Assigned task » Write out the data exactly, every line included.

Exercise input »
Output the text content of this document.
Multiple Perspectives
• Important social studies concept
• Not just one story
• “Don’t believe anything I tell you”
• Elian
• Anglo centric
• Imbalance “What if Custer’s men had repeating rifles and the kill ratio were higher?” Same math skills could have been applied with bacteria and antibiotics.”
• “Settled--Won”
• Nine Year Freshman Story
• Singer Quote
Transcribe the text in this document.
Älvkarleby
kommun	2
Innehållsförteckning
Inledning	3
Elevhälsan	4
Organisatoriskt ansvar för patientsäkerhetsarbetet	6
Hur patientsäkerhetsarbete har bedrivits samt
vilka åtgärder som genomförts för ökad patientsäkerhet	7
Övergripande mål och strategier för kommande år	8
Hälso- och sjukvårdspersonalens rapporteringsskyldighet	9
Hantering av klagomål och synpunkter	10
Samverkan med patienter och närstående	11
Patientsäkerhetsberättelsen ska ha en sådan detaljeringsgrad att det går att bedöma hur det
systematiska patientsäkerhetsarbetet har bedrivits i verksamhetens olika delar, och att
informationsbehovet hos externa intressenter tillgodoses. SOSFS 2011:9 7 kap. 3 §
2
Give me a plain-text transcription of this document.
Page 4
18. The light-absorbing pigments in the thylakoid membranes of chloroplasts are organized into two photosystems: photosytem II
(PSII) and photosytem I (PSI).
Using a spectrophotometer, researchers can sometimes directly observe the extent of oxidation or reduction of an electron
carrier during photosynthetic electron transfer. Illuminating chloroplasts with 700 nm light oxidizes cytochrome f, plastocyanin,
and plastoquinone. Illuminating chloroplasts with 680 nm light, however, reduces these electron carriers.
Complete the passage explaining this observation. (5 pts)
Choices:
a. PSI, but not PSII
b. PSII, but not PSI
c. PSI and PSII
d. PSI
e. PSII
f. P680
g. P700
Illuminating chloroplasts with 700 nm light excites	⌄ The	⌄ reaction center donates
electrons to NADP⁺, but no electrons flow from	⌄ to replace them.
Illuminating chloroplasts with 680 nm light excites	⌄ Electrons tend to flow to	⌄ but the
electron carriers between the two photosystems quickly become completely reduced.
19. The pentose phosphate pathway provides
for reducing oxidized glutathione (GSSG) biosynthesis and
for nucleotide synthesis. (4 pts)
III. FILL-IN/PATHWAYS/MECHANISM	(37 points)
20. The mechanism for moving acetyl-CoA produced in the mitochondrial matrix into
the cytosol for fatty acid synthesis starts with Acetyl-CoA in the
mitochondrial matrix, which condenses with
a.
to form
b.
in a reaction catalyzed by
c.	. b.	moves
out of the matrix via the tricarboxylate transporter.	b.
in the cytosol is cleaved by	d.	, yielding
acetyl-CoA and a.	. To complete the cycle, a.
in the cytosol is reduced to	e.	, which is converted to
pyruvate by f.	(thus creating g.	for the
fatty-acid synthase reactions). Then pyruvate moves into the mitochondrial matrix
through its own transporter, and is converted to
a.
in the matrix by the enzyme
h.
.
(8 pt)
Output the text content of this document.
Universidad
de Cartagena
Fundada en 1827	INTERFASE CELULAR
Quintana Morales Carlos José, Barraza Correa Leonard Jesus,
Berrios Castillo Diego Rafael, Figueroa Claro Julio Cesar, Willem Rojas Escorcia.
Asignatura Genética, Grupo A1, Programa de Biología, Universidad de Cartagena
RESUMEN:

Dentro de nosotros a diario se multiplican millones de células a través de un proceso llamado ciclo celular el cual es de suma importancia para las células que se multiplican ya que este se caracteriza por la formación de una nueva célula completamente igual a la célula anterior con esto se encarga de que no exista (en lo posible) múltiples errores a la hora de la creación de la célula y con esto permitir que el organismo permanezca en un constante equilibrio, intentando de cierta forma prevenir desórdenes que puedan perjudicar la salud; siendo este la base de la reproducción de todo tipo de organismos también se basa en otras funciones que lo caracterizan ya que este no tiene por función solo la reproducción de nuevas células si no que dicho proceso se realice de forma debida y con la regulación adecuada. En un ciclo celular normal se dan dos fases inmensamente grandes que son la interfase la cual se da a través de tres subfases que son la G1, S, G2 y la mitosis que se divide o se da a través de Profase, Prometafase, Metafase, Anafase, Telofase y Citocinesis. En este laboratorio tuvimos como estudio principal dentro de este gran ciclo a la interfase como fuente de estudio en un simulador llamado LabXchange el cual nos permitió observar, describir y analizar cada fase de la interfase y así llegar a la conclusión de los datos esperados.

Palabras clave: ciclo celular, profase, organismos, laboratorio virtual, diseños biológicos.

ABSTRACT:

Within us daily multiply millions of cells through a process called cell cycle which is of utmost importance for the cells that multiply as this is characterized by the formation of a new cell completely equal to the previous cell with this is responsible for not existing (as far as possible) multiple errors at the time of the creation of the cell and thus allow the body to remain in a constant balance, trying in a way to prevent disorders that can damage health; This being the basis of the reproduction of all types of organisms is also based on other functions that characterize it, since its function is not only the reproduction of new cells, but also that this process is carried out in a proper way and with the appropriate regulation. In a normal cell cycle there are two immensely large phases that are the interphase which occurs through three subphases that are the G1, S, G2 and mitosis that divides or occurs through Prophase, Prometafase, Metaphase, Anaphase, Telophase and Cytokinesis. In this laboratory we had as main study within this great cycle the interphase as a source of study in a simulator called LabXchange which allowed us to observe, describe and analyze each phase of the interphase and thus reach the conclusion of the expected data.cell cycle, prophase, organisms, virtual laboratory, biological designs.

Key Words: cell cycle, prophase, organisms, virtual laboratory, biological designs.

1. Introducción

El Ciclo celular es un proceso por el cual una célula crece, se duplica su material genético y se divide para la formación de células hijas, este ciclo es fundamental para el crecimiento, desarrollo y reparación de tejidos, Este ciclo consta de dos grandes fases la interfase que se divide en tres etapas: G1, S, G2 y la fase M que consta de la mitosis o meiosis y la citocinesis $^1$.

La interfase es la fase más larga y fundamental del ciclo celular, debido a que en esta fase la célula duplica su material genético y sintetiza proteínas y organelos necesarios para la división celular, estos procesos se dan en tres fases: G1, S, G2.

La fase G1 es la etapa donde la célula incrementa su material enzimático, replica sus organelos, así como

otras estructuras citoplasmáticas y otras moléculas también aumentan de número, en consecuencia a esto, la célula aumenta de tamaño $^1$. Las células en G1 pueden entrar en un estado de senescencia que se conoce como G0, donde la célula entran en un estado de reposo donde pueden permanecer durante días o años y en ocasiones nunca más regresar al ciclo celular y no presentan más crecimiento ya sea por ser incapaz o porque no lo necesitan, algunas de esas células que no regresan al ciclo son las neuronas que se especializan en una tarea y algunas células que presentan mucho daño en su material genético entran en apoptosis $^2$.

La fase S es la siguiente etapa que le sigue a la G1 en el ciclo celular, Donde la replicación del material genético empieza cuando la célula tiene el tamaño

Result for this exercise »
Output the text content of this document.
Multiple Perspectives
• Important social studies concept
• Not just one story
• “Don’t believe anything I tell you”
• Elian
• Anglo centric
• Imbalance “What if Custer’s men had repeating rifles and the kill ratio were higher?” Same math skills could have been applied with bacteria and antibiotics.”
• “Settled--Won”
• Nine Year Freshman Story
• Singer Quote
Transcribe the text in this document.
Älvkarleby
kommun	2
Innehållsförteckning
Inledning	3
Elevhälsan	4
Organisatoriskt ansvar för patientsäkerhetsarbetet	6
Hur patientsäkerhetsarbete har bedrivits samt
vilka åtgärder som genomförts för ökad patientsäkerhet	7
Övergripande mål och strategier för kommande år	8
Hälso- och sjukvårdspersonalens rapporteringsskyldighet	9
Hantering av klagomål och synpunkter	10
Samverkan med patienter och närstående	11
Patientsäkerhetsberättelsen ska ha en sådan detaljeringsgrad att det går att bedöma hur det
systematiska patientsäkerhetsarbetet har bedrivits i verksamhetens olika delar, och att
informationsbehovet hos externa intressenter tillgodoses. SOSFS 2011:9 7 kap. 3 §
2
Give me a plain-text transcription of this document.
Page 4
18. The light-absorbing pigments in the thylakoid membranes of chloroplasts are organized into two photosystems: photosytem II
(PSII) and photosytem I (PSI).
Using a spectrophotometer, researchers can sometimes directly observe the extent of oxidation or reduction of an electron
carrier during photosynthetic electron transfer. Illuminating chloroplasts with 700 nm light oxidizes cytochrome f, plastocyanin,
and plastoquinone. Illuminating chloroplasts with 680 nm light, however, reduces these electron carriers.
Complete the passage explaining this observation. (5 pts)
Choices:
a. PSI, but not PSII
b. PSII, but not PSI
c. PSI and PSII
d. PSI
e. PSII
f. P680
g. P700
Illuminating chloroplasts with 700 nm light excites	⌄ The	⌄ reaction center donates
electrons to NADP⁺, but no electrons flow from	⌄ to replace them.
Illuminating chloroplasts with 680 nm light excites	⌄ Electrons tend to flow to	⌄ but the
electron carriers between the two photosystems quickly become completely reduced.
19. The pentose phosphate pathway provides
for reducing oxidized glutathione (GSSG) biosynthesis and
for nucleotide synthesis. (4 pts)
III. FILL-IN/PATHWAYS/MECHANISM	(37 points)
20. The mechanism for moving acetyl-CoA produced in the mitochondrial matrix into
the cytosol for fatty acid synthesis starts with Acetyl-CoA in the
mitochondrial matrix, which condenses with
a.
to form
b.
in a reaction catalyzed by
c.	. b.	moves
out of the matrix via the tricarboxylate transporter.	b.
in the cytosol is cleaved by	d.	, yielding
acetyl-CoA and a.	. To complete the cycle, a.
in the cytosol is reduced to	e.	, which is converted to
pyruvate by f.	(thus creating g.	for the
fatty-acid synthase reactions). Then pyruvate moves into the mitochondrial matrix
through its own transporter, and is converted to
a.
in the matrix by the enzyme
h.
.
(8 pt)
Output the text content of this document.
Universidad
de Cartagena
Fundada en 1827	INTERFASE CELULAR
Quintana Morales Carlos José, Barraza Correa Leonard Jesus,
Berrios Castillo Diego Rafael, Figueroa Claro Julio Cesar, Willem Rojas Escorcia.
Asignatura Genética, Grupo A1, Programa de Biología, Universidad de Cartagena
RESUMEN:

Dentro de nosotros a diario se multiplican millones de células a través de un proceso llamado ciclo celular el cual es de suma importancia para las células que se multiplican ya que este se caracteriza por la formación de una nueva célula completamente igual a la célula anterior con esto se encarga de que no exista (en lo posible) múltiples errores a la hora de la creación de la célula y con esto permitir que el organismo permanezca en un constante equilibrio, intentando de cierta forma prevenir desórdenes que puedan perjudicar la salud; siendo este la base de la reproducción de todo tipo de organismos también se basa en otras funciones que lo caracterizan ya que este no tiene por función solo la reproducción de nuevas células si no que dicho proceso se realice de forma debida y con la regulación adecuada. En un ciclo celular normal se dan dos fases inmensamente grandes que son la interfase la cual se da a través de tres subfases que son la G1, S, G2 y la mitosis que se divide o se da a través de Profase, Prometafase, Metafase, Anafase, Telofase y Citocinesis. En este laboratorio tuvimos como estudio principal dentro de este gran ciclo a la interfase como fuente de estudio en un simulador llamado LabXchange el cual nos permitió observar, describir y analizar cada fase de la interfase y así llegar a la conclusión de los datos esperados.

Palabras clave: ciclo celular, profase, organismos, laboratorio virtual, diseños biológicos.

ABSTRACT:

Within us daily multiply millions of cells through a process called cell cycle which is of utmost importance for the cells that multiply as this is characterized by the formation of a new cell completely equal to the previous cell with this is responsible for not existing (as far as possible) multiple errors at the time of the creation of the cell and thus allow the body to remain in a constant balance, trying in a way to prevent disorders that can damage health; This being the basis of the reproduction of all types of organisms is also based on other functions that characterize it, since its function is not only the reproduction of new cells, but also that this process is carried out in a proper way and with the appropriate regulation. In a normal cell cycle there are two immensely large phases that are the interphase which occurs through three subphases that are the G1, S, G2 and mitosis that divides or occurs through Prophase, Prometafase, Metaphase, Anaphase, Telophase and Cytokinesis. In this laboratory we had as main study within this great cycle the interphase as a source of study in a simulator called LabXchange which allowed us to observe, describe and analyze each phase of the interphase and thus reach the conclusion of the expected data.cell cycle, prophase, organisms, virtual laboratory, biological designs.

Key Words: cell cycle, prophase, organisms, virtual laboratory, biological designs.

1. Introducción

El Ciclo celular es un proceso por el cual una célula crece, se duplica su material genético y se divide para la formación de células hijas, este ciclo es fundamental para el crecimiento, desarrollo y reparación de tejidos, Este ciclo consta de dos grandes fases la interfase que se divide en tres etapas: G1, S, G2 y la fase M que consta de la mitosis o meiosis y la citocinesis $^1$.

La interfase es la fase más larga y fundamental del ciclo celular, debido a que en esta fase la célula duplica su material genético y sintetiza proteínas y organelos necesarios para la división celular, estos procesos se dan en tres fases: G1, S, G2.

La fase G1 es la etapa donde la célula incrementa su material enzimático, replica sus organelos, así como

otras estructuras citoplasmáticas y otras moléculas también aumentan de número, en consecuencia a esto, la célula aumenta de tamaño $^1$. Las células en G1 pueden entrar en un estado de senescencia que se conoce como G0, donde la célula entran en un estado de reposo donde pueden permanecer durante días o años y en ocasiones nunca más regresar al ciclo celular y no presentan más crecimiento ya sea por ser incapaz o porque no lo necesitan, algunas de esas células que no regresan al ciclo son las neuronas que se especializan en una tarea y algunas células que presentan mucho daño en su material genético entran en apoptosis $^2$.

La fase S es la siguiente etapa que le sigue a la G1 en el ciclo celular, Donde la replicación del material genético empieza cuando la célula tiene el tamaño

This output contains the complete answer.